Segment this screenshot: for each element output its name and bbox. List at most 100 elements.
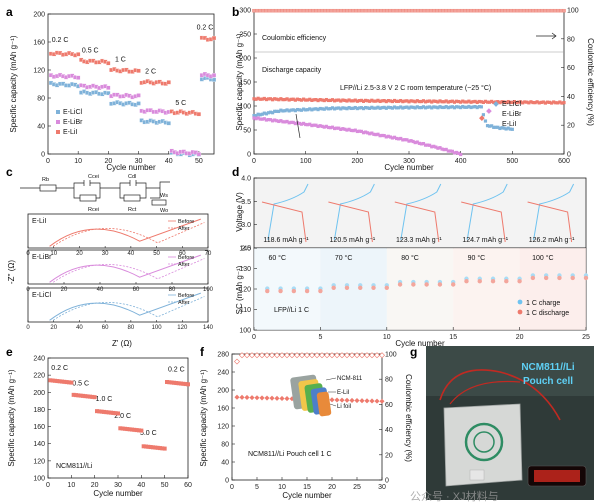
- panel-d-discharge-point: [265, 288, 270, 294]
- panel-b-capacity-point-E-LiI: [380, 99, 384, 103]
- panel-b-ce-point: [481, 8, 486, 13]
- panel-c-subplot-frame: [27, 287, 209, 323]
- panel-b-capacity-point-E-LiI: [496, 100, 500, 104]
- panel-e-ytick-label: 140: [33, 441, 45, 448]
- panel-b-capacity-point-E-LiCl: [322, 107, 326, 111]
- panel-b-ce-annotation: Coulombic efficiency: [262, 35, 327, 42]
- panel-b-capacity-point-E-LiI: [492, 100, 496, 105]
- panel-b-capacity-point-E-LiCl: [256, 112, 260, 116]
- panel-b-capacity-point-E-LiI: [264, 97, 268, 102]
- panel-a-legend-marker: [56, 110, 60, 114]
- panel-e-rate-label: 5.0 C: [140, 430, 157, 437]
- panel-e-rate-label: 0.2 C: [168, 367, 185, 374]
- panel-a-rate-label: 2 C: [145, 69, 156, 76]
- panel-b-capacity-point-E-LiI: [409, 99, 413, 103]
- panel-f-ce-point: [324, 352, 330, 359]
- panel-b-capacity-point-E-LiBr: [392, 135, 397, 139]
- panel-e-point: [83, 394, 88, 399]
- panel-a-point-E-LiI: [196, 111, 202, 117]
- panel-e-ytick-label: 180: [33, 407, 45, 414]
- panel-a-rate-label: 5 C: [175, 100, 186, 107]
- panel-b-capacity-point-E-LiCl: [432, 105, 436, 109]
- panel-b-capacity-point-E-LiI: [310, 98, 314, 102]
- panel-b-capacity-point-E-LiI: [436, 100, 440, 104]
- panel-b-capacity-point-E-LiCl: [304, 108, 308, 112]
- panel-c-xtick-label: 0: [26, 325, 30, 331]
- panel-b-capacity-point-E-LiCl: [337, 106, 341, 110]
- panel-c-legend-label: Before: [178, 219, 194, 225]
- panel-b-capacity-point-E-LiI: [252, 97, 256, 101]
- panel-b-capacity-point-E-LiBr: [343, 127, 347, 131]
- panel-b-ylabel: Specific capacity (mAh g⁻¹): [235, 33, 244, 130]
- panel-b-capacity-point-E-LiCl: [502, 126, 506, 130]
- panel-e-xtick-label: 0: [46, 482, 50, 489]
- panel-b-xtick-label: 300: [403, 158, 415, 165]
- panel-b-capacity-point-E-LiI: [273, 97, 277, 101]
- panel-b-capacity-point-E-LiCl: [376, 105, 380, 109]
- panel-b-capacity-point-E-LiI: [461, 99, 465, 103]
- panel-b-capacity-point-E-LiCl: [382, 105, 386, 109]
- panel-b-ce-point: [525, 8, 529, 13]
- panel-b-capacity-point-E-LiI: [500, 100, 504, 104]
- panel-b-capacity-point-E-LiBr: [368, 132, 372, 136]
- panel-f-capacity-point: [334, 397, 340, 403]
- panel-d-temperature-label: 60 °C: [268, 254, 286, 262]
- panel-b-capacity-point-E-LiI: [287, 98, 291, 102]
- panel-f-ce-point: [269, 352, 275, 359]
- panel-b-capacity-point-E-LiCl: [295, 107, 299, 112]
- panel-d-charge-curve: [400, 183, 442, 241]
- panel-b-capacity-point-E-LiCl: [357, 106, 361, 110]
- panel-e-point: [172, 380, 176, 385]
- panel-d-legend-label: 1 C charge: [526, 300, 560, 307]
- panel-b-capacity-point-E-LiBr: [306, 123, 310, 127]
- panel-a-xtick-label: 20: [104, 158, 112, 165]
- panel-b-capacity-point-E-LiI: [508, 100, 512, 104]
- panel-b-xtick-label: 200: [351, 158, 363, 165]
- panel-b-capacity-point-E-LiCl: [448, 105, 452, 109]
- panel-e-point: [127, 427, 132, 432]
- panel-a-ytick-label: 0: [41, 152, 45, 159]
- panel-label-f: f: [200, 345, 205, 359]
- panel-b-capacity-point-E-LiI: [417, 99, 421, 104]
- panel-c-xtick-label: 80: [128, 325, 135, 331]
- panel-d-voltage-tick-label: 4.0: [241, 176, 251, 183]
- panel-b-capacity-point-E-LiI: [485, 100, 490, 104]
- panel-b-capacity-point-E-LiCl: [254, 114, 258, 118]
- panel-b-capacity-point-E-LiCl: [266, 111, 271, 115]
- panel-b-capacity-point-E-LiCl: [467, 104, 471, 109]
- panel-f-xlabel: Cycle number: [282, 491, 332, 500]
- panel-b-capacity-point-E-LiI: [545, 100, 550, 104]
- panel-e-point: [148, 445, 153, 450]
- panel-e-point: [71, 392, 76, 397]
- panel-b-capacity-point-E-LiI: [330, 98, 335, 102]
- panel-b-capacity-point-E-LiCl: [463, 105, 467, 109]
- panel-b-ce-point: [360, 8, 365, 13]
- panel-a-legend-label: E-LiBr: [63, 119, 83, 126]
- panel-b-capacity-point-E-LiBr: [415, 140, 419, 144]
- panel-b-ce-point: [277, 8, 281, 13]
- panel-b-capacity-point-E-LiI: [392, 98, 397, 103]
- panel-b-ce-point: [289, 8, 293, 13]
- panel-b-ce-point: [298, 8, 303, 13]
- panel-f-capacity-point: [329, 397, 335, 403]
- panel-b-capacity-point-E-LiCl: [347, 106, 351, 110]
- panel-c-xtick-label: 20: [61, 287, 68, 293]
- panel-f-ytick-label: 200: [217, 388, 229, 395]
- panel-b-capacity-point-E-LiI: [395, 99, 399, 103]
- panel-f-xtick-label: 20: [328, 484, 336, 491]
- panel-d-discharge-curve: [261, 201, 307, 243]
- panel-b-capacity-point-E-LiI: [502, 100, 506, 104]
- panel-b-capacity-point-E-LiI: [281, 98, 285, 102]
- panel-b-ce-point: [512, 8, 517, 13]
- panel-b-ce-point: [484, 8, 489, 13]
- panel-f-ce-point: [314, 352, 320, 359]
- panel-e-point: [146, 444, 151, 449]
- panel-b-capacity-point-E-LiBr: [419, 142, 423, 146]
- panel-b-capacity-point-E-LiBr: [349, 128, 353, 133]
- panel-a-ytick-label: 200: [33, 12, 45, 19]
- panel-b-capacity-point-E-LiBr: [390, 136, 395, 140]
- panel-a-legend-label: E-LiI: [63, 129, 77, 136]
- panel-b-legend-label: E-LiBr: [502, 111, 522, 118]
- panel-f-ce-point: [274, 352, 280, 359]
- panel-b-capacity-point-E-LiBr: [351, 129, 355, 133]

=======

Exercise task. State how many lines in the items above contain the string "legend". Reply with the number alone.

Output of the exercise. 6